EXERCISE OBJECTIVE>
Copy, from the entries below, each line where the word "component" can be found.
======== DATA FOR THIS TASK
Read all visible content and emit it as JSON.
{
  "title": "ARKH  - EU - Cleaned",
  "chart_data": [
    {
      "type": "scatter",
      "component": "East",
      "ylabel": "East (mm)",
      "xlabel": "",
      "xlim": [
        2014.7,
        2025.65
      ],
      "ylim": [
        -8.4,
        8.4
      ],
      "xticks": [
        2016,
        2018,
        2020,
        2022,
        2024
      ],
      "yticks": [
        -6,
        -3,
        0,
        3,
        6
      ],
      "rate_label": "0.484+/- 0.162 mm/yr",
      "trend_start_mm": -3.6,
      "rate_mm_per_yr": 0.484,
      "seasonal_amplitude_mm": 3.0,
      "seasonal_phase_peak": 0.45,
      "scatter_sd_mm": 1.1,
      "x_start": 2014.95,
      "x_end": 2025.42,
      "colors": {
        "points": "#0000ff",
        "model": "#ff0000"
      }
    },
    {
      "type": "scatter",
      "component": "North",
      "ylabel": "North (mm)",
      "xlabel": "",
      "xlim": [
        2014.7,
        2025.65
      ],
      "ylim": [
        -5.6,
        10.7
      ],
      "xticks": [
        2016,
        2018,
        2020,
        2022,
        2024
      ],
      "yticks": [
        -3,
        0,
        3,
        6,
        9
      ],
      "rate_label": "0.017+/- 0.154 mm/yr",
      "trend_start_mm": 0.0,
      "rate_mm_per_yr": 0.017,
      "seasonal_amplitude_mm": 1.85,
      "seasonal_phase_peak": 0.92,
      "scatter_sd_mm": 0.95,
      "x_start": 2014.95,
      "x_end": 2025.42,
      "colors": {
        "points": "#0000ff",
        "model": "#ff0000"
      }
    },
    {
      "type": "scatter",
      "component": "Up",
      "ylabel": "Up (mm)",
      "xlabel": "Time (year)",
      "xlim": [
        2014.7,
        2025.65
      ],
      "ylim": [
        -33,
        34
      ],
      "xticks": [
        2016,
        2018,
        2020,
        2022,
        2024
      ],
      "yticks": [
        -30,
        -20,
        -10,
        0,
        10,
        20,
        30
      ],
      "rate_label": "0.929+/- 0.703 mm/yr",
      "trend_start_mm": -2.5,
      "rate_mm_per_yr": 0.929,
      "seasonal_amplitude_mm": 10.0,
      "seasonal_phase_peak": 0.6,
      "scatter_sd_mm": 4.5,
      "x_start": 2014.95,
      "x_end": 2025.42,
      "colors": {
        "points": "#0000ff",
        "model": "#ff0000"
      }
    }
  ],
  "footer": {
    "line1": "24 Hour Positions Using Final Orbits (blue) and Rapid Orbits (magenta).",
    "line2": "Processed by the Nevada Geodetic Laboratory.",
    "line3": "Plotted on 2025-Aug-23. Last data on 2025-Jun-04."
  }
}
================
TASK SOLUTION>
      "component": "East",
      "component": "North",
      "component": "Up",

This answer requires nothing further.